Aim of the exercise :: All of the data below should be written out exactly.

Task inputs ::

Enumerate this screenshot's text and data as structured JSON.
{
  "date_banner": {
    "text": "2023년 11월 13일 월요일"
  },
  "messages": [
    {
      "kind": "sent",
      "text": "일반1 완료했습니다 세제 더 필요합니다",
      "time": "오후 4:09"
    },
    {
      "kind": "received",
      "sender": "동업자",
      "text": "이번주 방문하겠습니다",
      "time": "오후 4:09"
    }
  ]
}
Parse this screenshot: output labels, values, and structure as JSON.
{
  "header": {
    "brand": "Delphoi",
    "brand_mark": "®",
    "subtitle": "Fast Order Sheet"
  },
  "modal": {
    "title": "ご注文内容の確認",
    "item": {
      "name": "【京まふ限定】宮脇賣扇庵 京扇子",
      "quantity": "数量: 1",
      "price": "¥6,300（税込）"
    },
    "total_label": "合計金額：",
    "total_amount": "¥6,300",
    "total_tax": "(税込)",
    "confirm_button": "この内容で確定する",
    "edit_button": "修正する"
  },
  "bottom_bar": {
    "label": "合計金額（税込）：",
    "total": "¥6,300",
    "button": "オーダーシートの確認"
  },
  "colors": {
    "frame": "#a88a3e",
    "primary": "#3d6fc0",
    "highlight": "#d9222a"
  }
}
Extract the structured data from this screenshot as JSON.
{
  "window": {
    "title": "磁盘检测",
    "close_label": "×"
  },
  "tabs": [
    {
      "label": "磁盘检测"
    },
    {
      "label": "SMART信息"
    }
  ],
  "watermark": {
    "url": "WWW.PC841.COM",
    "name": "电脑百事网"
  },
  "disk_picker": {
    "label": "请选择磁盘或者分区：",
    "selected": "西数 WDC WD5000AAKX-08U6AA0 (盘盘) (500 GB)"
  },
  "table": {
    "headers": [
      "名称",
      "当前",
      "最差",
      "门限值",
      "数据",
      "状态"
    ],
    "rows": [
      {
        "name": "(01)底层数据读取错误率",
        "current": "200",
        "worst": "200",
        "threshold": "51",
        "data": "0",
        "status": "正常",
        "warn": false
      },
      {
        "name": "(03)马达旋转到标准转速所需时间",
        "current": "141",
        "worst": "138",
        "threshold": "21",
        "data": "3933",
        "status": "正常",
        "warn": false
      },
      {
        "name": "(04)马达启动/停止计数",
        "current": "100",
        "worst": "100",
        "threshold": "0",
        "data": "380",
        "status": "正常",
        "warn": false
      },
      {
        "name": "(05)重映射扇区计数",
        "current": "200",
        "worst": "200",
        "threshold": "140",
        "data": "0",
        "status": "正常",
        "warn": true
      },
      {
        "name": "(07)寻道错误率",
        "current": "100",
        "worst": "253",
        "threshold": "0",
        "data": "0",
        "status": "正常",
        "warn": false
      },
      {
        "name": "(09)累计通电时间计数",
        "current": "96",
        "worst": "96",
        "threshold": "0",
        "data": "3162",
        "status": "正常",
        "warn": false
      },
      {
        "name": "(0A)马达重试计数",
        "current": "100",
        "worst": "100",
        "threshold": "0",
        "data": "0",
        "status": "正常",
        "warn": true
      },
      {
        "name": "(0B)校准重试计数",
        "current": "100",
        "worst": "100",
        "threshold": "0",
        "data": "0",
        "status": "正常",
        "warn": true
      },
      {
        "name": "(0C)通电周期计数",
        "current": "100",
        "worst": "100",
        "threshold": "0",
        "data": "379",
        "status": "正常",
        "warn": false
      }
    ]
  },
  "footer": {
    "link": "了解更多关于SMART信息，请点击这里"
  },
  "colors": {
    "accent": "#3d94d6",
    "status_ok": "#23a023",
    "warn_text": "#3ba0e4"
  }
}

Answer to the problem ::
Enumerate this screenshot's text and data as structured JSON.
{
  "date_banner": {
    "text": "2023년 11월 13일 월요일"
  },
  "messages": [
    {
      "kind": "sent",
      "text": "일반1 완료했습니다 세제 더 필요합니다",
      "time": "오후 4:09"
    },
    {
      "kind": "received",
      "sender": "동업자",
      "text": "이번주 방문하겠습니다",
      "time": "오후 4:09"
    }
  ]
}
Parse this screenshot: output labels, values, and structure as JSON.
{
  "header": {
    "brand": "Delphoi",
    "brand_mark": "®",
    "subtitle": "Fast Order Sheet"
  },
  "modal": {
    "title": "ご注文内容の確認",
    "item": {
      "name": "【京まふ限定】宮脇賣扇庵 京扇子",
      "quantity": "数量: 1",
      "price": "¥6,300（税込）"
    },
    "total_label": "合計金額：",
    "total_amount": "¥6,300",
    "total_tax": "(税込)",
    "confirm_button": "この内容で確定する",
    "edit_button": "修正する"
  },
  "bottom_bar": {
    "label": "合計金額（税込）：",
    "total": "¥6,300",
    "button": "オーダーシートの確認"
  },
  "colors": {
    "frame": "#a88a3e",
    "primary": "#3d6fc0",
    "highlight": "#d9222a"
  }
}
Extract the structured data from this screenshot as JSON.
{
  "window": {
    "title": "磁盘检测",
    "close_label": "×"
  },
  "tabs": [
    {
      "label": "磁盘检测"
    },
    {
      "label": "SMART信息"
    }
  ],
  "watermark": {
    "url": "WWW.PC841.COM",
    "name": "电脑百事网"
  },
  "disk_picker": {
    "label": "请选择磁盘或者分区：",
    "selected": "西数 WDC WD5000AAKX-08U6AA0 (盘盘) (500 GB)"
  },
  "table": {
    "headers": [
      "名称",
      "当前",
      "最差",
      "门限值",
      "数据",
      "状态"
    ],
    "rows": [
      {
        "name": "(01)底层数据读取错误率",
        "current": "200",
        "worst": "200",
        "threshold": "51",
        "data": "0",
        "status": "正常",
        "warn": false
      },
      {
        "name": "(03)马达旋转到标准转速所需时间",
        "current": "141",
        "worst": "138",
        "threshold": "21",
        "data": "3933",
        "status": "正常",
        "warn": false
      },
      {
        "name": "(04)马达启动/停止计数",
        "current": "100",
        "worst": "100",
        "threshold": "0",
        "data": "380",
        "status": "正常",
        "warn": false
      },
      {
        "name": "(05)重映射扇区计数",
        "current": "200",
        "worst": "200",
        "threshold": "140",
        "data": "0",
        "status": "正常",
        "warn": true
      },
      {
        "name": "(07)寻道错误率",
        "current": "100",
        "worst": "253",
        "threshold": "0",
        "data": "0",
        "status": "正常",
        "warn": false
      },
      {
        "name": "(09)累计通电时间计数",
        "current": "96",
        "worst": "96",
        "threshold": "0",
        "data": "3162",
        "status": "正常",
        "warn": false
      },
      {
        "name": "(0A)马达重试计数",
        "current": "100",
        "worst": "100",
        "threshold": "0",
        "data": "0",
        "status": "正常",
        "warn": true
      },
      {
        "name": "(0B)校准重试计数",
        "current": "100",
        "worst": "100",
        "threshold": "0",
        "data": "0",
        "status": "正常",
        "warn": true
      },
      {
        "name": "(0C)通电周期计数",
        "current": "100",
        "worst": "100",
        "threshold": "0",
        "data": "379",
        "status": "正常",
        "warn": false
      }
    ]
  },
  "footer": {
    "link": "了解更多关于SMART信息，请点击这里"
  },
  "colors": {
    "accent": "#3d94d6",
    "status_ok": "#23a023",
    "warn_text": "#3ba0e4"
  }
}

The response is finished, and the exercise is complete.